Things to do -
(a) In the sermon on Noah and the Ark, the speaker says of those chapters "it's all" something. List each of the things named there.
(b) Continue the sermon on Noah and the Ark from its last sentence.

Passage provided -
We’re going to look at verses 13-22 this evening, what’s traditionally been called the story of Noah and the Ark.
But I want you to know this is really a story about God.
It’s about God’s judgment on man’s sin, and God’s grace, His special sovereign grace that saves from His wrath to come those whom He has made righteous by grace through faith.
We don’t have any words of Noah recorded in this chapter or chapter 7, 8, even most of 9 – it’s all God’s words, God’s actions and God’s power.
For nearly 4 chapters we hear of Noah but don’t hear any words from Noah.
God is doing all the talking, detailed commands for detailed obedience.
This story is much more about God than it is about Noah.
God’s favor ~/ grace is what preceded ~/ produced Noah’s righteousness in the word order of v. 8-9.

Records supplied -
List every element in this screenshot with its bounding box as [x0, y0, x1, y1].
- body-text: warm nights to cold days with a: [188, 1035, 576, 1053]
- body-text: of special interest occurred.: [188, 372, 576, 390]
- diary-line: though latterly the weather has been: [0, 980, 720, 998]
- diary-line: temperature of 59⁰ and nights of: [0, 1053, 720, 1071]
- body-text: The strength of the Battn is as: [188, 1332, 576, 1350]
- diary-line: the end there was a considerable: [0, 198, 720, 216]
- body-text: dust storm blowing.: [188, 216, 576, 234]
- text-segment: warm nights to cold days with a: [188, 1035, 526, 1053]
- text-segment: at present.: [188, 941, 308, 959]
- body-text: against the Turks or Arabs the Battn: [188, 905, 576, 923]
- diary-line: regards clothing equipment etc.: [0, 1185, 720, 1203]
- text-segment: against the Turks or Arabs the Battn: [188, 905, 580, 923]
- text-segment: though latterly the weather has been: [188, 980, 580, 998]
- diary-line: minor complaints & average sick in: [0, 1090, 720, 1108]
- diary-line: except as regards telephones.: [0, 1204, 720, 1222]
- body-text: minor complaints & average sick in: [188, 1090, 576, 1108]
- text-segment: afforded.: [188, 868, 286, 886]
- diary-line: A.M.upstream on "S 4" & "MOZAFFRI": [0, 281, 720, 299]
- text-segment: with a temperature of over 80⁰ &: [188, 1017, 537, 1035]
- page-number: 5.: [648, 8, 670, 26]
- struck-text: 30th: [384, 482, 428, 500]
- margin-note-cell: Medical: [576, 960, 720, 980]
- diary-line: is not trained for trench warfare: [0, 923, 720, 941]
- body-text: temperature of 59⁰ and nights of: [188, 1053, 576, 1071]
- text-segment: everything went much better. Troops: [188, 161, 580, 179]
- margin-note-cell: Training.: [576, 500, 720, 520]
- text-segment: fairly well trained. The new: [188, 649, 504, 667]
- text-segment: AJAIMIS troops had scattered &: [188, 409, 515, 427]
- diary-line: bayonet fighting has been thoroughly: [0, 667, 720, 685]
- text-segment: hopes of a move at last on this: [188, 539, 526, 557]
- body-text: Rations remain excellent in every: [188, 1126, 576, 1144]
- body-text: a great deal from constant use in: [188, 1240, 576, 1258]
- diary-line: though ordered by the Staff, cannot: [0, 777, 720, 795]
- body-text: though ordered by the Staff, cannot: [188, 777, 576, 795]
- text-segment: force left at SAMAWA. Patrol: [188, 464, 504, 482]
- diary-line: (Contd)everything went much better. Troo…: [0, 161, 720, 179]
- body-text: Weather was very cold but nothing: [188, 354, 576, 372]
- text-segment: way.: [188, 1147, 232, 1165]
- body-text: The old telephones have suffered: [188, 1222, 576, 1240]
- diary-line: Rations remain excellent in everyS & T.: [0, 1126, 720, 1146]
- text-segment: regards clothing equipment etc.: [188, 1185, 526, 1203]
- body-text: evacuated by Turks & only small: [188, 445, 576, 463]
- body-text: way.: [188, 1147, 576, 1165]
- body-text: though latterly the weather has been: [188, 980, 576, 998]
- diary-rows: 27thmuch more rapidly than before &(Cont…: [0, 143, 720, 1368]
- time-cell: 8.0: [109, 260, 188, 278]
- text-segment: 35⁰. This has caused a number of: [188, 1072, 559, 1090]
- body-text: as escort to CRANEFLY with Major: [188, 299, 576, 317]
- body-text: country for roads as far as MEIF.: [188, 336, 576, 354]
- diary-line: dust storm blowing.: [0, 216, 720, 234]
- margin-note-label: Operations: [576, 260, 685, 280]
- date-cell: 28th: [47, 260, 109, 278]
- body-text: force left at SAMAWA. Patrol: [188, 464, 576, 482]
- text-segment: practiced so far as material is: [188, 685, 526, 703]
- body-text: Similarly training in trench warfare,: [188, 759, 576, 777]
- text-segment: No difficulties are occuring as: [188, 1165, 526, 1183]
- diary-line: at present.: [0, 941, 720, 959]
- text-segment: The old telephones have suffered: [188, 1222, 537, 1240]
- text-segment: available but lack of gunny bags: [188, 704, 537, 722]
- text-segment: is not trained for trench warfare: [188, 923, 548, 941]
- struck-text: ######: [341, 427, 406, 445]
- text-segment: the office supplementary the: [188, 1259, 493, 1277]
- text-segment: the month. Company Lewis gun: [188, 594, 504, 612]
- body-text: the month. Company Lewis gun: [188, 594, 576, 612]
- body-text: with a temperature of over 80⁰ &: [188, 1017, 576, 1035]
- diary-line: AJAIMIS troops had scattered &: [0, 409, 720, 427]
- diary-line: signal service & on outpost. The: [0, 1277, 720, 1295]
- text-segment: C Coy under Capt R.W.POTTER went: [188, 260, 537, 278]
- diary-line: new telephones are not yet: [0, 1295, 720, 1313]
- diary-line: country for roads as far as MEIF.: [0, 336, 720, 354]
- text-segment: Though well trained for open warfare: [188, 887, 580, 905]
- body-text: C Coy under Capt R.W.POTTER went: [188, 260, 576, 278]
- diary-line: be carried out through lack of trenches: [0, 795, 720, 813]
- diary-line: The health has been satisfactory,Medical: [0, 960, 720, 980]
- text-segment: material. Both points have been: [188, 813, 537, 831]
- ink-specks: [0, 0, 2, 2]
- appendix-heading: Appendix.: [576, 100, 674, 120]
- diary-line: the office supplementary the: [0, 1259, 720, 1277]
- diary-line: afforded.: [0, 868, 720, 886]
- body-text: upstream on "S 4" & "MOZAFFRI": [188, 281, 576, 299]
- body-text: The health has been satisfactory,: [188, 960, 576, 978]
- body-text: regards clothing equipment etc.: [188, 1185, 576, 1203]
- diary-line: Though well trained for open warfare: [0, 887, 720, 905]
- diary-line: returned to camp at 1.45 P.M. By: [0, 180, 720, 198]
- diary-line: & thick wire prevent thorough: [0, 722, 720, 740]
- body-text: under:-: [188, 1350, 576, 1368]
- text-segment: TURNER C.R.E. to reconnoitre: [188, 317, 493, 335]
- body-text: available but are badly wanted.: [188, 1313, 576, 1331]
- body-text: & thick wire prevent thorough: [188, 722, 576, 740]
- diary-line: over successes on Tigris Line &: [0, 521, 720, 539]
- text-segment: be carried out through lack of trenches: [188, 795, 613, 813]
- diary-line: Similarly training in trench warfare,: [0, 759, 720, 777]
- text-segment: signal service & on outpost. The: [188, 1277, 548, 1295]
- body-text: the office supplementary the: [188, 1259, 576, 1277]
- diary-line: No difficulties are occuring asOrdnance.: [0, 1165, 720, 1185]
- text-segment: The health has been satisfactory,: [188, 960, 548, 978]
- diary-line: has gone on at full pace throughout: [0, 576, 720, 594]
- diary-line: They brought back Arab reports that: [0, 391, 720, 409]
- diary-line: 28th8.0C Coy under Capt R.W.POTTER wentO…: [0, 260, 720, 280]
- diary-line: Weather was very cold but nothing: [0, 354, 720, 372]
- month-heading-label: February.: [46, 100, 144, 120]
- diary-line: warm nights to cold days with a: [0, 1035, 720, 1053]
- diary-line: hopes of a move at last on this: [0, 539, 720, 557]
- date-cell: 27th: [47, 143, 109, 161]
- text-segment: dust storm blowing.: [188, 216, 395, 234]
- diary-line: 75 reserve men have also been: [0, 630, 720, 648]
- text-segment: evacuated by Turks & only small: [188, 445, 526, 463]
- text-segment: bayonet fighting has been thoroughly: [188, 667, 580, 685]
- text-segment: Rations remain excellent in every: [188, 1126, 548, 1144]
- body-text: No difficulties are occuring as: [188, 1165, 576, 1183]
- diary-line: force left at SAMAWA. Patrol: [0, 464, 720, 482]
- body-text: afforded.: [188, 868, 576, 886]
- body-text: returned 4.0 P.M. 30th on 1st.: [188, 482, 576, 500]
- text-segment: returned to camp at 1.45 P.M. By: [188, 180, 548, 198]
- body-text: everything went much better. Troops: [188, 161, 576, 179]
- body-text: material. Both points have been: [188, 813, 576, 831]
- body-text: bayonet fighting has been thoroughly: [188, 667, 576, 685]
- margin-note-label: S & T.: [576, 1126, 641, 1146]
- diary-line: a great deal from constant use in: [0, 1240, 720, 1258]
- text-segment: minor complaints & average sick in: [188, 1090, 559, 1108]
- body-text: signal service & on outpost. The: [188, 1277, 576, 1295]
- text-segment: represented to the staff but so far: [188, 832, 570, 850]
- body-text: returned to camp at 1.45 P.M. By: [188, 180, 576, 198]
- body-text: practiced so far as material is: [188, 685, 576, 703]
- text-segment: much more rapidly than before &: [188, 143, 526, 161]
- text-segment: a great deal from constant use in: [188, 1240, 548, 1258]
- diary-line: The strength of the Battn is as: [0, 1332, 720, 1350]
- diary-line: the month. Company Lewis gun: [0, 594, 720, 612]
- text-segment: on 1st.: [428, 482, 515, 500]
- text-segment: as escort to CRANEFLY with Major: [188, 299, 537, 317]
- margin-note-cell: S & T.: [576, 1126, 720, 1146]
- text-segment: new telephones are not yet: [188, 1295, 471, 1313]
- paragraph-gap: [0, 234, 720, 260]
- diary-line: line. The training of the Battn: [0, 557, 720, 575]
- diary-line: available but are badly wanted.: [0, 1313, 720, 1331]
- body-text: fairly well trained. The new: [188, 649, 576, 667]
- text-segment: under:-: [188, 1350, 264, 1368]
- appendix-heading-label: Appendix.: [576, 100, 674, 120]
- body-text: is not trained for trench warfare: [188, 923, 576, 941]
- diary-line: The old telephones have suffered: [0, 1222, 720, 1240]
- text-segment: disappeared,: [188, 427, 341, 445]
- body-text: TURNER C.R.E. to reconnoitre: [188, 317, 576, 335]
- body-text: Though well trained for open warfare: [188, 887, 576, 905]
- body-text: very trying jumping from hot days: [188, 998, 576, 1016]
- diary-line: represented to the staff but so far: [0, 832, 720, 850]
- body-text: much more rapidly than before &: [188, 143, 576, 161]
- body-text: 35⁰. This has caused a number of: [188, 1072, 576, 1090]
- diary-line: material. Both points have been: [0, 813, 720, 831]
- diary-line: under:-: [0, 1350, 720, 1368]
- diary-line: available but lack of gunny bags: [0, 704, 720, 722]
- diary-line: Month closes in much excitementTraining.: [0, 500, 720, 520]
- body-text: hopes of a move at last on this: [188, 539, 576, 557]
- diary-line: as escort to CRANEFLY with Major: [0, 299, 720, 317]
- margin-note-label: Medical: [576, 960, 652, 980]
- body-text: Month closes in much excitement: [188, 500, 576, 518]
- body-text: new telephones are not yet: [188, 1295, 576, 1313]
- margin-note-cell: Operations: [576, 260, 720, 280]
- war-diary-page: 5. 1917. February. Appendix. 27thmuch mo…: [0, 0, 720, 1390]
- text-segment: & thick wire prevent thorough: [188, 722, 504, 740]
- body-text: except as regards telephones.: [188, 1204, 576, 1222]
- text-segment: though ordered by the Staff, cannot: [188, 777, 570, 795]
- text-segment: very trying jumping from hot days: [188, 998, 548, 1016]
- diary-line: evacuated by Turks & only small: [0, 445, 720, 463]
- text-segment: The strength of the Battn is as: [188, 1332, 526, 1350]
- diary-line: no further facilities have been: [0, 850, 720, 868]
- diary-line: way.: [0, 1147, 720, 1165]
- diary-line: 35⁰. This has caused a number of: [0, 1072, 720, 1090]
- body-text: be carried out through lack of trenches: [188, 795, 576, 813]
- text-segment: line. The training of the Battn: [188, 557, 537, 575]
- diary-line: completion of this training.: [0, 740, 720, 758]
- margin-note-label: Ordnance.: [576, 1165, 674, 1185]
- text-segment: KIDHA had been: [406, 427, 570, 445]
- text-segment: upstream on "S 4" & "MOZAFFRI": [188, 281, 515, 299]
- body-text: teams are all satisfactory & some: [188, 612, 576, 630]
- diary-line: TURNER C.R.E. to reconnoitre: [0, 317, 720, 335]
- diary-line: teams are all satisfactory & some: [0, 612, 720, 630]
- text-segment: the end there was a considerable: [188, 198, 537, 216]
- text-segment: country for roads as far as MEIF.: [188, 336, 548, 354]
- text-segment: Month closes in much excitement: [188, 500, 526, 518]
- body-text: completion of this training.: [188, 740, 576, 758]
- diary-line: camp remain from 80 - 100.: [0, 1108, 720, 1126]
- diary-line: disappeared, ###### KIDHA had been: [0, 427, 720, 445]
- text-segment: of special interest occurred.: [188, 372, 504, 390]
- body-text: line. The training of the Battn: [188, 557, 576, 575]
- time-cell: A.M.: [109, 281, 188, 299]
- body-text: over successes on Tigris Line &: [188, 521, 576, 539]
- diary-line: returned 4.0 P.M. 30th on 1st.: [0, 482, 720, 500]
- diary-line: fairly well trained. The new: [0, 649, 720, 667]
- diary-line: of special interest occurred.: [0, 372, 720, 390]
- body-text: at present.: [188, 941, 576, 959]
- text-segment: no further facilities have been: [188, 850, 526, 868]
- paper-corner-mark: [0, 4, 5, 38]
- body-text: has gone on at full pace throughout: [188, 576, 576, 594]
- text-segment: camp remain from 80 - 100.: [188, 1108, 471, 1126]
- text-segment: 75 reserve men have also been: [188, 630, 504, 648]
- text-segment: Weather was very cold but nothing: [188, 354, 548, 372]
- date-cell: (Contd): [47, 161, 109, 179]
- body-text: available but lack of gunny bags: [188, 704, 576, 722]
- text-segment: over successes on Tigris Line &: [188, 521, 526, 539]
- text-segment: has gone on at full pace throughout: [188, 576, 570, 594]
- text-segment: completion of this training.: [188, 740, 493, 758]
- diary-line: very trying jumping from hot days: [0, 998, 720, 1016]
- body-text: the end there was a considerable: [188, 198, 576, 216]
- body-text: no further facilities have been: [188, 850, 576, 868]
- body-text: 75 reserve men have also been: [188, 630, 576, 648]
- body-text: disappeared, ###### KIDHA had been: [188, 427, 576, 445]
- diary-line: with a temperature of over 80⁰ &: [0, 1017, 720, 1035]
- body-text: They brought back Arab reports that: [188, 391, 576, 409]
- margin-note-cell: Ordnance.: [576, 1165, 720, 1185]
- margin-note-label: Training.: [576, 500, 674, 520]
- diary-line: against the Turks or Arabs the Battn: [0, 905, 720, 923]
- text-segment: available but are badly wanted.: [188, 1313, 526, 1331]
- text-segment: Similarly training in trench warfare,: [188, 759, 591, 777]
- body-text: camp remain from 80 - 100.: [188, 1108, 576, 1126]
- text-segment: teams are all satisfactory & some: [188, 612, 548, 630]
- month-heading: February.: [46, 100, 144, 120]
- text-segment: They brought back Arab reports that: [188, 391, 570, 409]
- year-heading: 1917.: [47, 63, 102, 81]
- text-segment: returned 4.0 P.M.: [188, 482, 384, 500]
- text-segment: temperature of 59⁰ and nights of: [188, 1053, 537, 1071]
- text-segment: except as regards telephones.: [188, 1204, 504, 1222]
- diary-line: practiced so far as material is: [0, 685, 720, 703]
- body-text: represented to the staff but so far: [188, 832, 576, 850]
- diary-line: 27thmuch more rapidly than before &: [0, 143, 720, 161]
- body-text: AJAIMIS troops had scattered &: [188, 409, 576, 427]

List of answers -
(a)
God's words
God's actions
God's power

(b)
We never hear Noah speak to God, in contrast to others in Genesis who when God spoke to them, talked back or objected in some way (ex: Adam, Eve, Cain, Abraham, Sarah, Lot, Lot’s wife, Jacob, etc.).
But Noah by grace just obeys; a righteous man who lives by faith.
Noah obeys without complaining, arguing, deliberating, hesitating.
Genesis 6:8-22 (NASB95) 8 But Noah found favor [grace] in the eyes of the Lord.
9 These are /the records of /the generations of Noah.
Noah was a righteous man, blameless in his time; Noah walked with God. 10 Noah became the father of three sons: Shem, Ham, and Japheth.
11 Now the earth was corrupt in the sight of God, and the earth was filled with violence.
12 God looked on the earth, and behold, it was corrupt; for all flesh had corrupted their way upon the earth.
13 Then God said to Noah, “The end of all flesh has come before Me; for the earth is filled with violence because of them; and behold, I am about to destroy them with the earth.
14 “Make for yourself an ark of gopher wood; you shall make the ark with rooms, and shall cover it inside and out with pitch.
15 “This is how you shall make it: the length of the ark three hundred cubits, its breadth fifty cubits, and its height thirty cubits.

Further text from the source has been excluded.